# What to produce
From the entries below, gather each line containing the word "Jugan".

# Dataset entries
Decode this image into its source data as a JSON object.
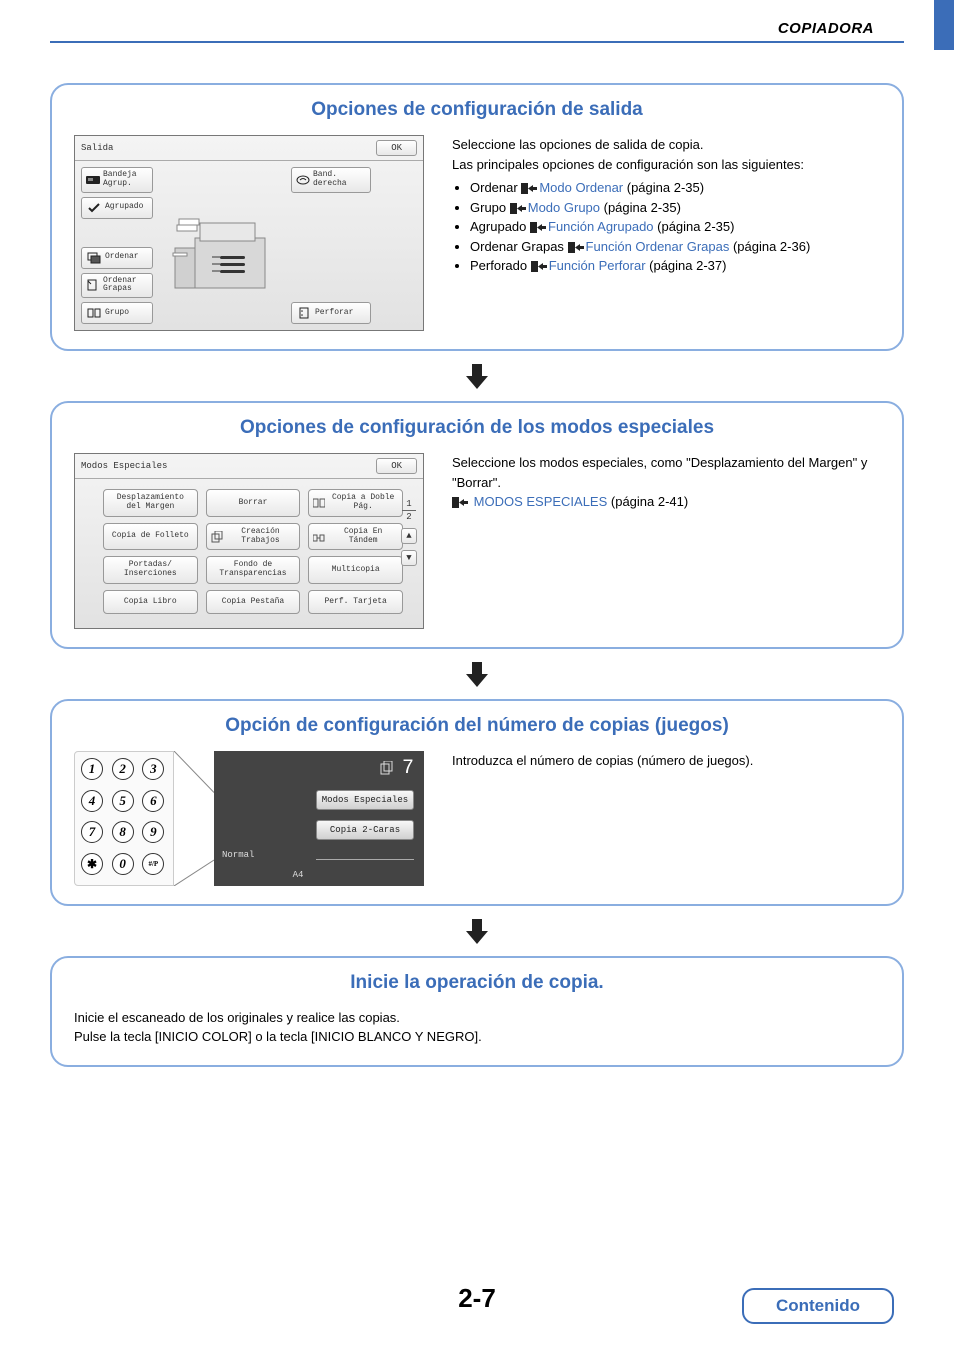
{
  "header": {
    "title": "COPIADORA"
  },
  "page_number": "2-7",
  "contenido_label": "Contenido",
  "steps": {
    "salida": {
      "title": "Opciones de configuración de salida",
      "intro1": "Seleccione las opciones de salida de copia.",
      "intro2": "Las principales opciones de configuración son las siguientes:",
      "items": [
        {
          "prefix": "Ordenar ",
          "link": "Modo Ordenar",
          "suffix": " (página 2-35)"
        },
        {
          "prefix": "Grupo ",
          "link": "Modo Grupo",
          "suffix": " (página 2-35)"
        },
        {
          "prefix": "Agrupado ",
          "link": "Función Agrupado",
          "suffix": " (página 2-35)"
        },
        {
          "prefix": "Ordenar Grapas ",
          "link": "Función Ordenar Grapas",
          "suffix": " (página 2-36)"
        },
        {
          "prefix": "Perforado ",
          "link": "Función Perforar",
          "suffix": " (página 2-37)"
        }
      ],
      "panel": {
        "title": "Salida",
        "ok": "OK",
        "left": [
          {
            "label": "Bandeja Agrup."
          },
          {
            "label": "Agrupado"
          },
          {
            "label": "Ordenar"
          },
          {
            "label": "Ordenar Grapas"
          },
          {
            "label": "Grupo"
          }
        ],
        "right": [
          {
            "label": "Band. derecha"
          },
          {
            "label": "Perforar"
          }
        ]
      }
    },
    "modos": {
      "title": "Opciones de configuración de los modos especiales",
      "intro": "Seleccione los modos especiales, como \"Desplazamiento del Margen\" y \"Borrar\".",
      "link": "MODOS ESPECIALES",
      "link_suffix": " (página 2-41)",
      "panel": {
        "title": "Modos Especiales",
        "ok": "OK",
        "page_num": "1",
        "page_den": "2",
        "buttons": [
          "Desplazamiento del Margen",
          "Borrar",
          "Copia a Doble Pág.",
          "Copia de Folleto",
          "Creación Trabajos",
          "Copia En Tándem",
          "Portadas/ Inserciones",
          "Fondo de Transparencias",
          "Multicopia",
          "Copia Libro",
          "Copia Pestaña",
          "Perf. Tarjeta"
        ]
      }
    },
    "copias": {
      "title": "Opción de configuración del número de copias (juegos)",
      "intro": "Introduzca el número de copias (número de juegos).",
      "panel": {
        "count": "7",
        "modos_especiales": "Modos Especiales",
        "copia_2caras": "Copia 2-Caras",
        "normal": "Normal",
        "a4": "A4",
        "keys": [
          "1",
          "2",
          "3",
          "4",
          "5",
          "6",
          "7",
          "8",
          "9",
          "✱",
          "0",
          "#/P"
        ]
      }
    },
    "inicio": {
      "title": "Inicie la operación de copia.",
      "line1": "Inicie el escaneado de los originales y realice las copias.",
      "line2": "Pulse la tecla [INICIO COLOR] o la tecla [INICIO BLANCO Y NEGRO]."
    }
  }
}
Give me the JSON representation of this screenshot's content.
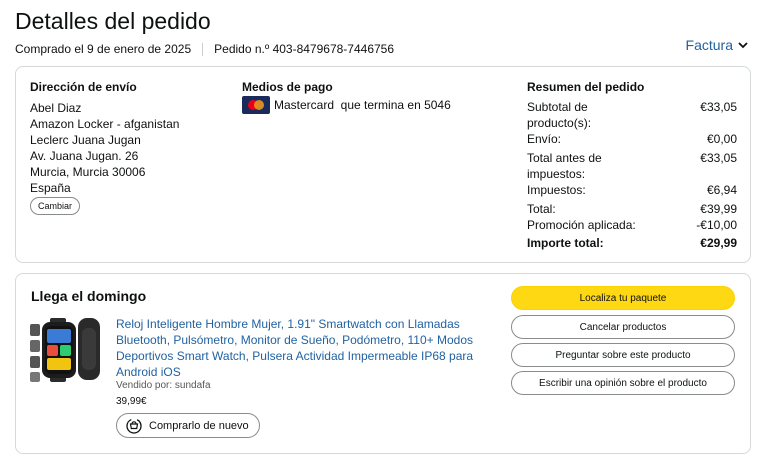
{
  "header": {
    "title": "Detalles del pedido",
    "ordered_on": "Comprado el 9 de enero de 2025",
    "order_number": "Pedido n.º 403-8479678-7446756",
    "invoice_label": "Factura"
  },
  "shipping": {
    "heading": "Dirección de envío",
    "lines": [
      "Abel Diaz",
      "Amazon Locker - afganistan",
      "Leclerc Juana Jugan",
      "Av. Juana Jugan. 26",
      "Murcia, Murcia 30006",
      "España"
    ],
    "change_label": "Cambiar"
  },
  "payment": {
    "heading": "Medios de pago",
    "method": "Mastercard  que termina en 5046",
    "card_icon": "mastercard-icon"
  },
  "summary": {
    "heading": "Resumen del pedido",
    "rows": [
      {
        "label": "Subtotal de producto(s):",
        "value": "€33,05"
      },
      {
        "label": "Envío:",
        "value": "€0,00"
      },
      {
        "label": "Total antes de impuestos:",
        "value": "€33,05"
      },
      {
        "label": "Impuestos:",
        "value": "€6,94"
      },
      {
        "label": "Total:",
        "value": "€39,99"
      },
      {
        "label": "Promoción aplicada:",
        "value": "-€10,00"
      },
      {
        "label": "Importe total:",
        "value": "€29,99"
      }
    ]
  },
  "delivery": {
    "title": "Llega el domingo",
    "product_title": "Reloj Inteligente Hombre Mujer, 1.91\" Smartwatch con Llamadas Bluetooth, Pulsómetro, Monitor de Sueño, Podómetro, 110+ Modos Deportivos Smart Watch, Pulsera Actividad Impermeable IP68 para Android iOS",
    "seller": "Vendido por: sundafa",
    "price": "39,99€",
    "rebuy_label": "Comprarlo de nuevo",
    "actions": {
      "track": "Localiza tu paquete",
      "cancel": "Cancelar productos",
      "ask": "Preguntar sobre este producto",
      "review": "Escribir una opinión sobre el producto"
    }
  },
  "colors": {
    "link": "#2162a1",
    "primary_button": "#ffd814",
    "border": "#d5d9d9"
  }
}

# Finished exercise
      "Leclerc Juana Jugan",
      "Av. Juana Jugan. 26",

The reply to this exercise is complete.